# Problem
Reproduce every entry exactly.

────────

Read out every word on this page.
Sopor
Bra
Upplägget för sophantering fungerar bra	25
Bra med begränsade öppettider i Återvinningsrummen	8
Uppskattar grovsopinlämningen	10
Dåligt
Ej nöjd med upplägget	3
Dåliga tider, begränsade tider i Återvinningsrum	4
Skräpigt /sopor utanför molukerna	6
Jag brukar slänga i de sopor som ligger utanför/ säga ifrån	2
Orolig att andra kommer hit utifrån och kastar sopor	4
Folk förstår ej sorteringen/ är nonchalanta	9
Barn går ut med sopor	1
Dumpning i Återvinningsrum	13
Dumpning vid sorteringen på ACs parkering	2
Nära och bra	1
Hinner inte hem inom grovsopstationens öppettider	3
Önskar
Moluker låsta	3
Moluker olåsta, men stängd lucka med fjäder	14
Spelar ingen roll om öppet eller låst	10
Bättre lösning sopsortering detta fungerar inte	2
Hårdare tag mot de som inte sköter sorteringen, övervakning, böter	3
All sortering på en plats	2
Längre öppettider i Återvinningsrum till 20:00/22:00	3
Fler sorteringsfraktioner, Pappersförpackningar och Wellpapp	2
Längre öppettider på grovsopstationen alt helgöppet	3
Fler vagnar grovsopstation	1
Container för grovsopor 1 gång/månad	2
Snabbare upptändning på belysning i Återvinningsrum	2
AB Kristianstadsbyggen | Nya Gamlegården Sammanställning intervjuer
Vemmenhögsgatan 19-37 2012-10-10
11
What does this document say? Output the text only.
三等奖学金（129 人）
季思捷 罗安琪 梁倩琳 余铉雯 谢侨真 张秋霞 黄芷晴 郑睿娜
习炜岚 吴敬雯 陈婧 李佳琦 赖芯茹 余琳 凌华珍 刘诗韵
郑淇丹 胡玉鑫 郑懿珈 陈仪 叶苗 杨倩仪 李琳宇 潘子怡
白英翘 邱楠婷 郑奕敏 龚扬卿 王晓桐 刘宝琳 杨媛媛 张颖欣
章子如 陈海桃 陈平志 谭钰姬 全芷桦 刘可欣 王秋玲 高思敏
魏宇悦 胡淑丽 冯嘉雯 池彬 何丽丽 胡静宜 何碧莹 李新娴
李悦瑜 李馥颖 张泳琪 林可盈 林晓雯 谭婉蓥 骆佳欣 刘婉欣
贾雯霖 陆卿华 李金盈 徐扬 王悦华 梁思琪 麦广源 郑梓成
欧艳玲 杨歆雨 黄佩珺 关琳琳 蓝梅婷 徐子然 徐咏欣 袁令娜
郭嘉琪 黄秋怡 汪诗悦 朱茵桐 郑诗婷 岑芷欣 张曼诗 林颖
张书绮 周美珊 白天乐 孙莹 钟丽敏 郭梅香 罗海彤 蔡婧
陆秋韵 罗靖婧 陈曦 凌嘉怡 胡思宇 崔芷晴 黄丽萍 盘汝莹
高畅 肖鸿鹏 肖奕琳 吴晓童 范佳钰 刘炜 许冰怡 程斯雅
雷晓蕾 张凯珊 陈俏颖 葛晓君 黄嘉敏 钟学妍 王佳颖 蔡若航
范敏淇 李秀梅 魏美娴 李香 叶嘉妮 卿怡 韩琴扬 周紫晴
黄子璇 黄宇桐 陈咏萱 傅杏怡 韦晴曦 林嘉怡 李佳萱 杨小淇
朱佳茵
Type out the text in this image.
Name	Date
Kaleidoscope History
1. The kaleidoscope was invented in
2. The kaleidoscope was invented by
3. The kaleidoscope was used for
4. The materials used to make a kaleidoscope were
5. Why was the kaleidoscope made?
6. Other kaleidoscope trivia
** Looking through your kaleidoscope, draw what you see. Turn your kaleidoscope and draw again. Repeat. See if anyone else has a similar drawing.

────────

# Response to the exercise
Read out every word on this page.
Sopor
Bra
Upplägget för sophantering fungerar bra	25
Bra med begränsade öppettider i Återvinningsrummen	8
Uppskattar grovsopinlämningen	10
Dåligt
Ej nöjd med upplägget	3
Dåliga tider, begränsade tider i Återvinningsrum	4
Skräpigt /sopor utanför molukerna	6
Jag brukar slänga i de sopor som ligger utanför/ säga ifrån	2
Orolig att andra kommer hit utifrån och kastar sopor	4
Folk förstår ej sorteringen/ är nonchalanta	9
Barn går ut med sopor	1
Dumpning i Återvinningsrum	13
Dumpning vid sorteringen på ACs parkering	2
Nära och bra	1
Hinner inte hem inom grovsopstationens öppettider	3
Önskar
Moluker låsta	3
Moluker olåsta, men stängd lucka med fjäder	14
Spelar ingen roll om öppet eller låst	10
Bättre lösning sopsortering detta fungerar inte	2
Hårdare tag mot de som inte sköter sorteringen, övervakning, böter	3
All sortering på en plats	2
Längre öppettider i Återvinningsrum till 20:00/22:00	3
Fler sorteringsfraktioner, Pappersförpackningar och Wellpapp	2
Längre öppettider på grovsopstationen alt helgöppet	3
Fler vagnar grovsopstation	1
Container för grovsopor 1 gång/månad	2
Snabbare upptändning på belysning i Återvinningsrum	2
AB Kristianstadsbyggen | Nya Gamlegården Sammanställning intervjuer
Vemmenhögsgatan 19-37 2012-10-10
11
What does this document say? Output the text only.
三等奖学金（129 人）
季思捷 罗安琪 梁倩琳 余铉雯 谢侨真 张秋霞 黄芷晴 郑睿娜
习炜岚 吴敬雯 陈婧 李佳琦 赖芯茹 余琳 凌华珍 刘诗韵
郑淇丹 胡玉鑫 郑懿珈 陈仪 叶苗 杨倩仪 李琳宇 潘子怡
白英翘 邱楠婷 郑奕敏 龚扬卿 王晓桐 刘宝琳 杨媛媛 张颖欣
章子如 陈海桃 陈平志 谭钰姬 全芷桦 刘可欣 王秋玲 高思敏
魏宇悦 胡淑丽 冯嘉雯 池彬 何丽丽 胡静宜 何碧莹 李新娴
李悦瑜 李馥颖 张泳琪 林可盈 林晓雯 谭婉蓥 骆佳欣 刘婉欣
贾雯霖 陆卿华 李金盈 徐扬 王悦华 梁思琪 麦广源 郑梓成
欧艳玲 杨歆雨 黄佩珺 关琳琳 蓝梅婷 徐子然 徐咏欣 袁令娜
郭嘉琪 黄秋怡 汪诗悦 朱茵桐 郑诗婷 岑芷欣 张曼诗 林颖
张书绮 周美珊 白天乐 孙莹 钟丽敏 郭梅香 罗海彤 蔡婧
陆秋韵 罗靖婧 陈曦 凌嘉怡 胡思宇 崔芷晴 黄丽萍 盘汝莹
高畅 肖鸿鹏 肖奕琳 吴晓童 范佳钰 刘炜 许冰怡 程斯雅
雷晓蕾 张凯珊 陈俏颖 葛晓君 黄嘉敏 钟学妍 王佳颖 蔡若航
范敏淇 李秀梅 魏美娴 李香 叶嘉妮 卿怡 韩琴扬 周紫晴
黄子璇 黄宇桐 陈咏萱 傅杏怡 韦晴曦 林嘉怡 李佳萱 杨小淇
朱佳茵
Type out the text in this image.
Name	Date
Kaleidoscope History
1. The kaleidoscope was invented in
2. The kaleidoscope was invented by
3. The kaleidoscope was used for
4. The materials used to make a kaleidoscope were
5. Why was the kaleidoscope made?
6. Other kaleidoscope trivia
** Looking through your kaleidoscope, draw what you see. Turn your kaleidoscope and draw again. Repeat. See if anyone else has a similar drawing.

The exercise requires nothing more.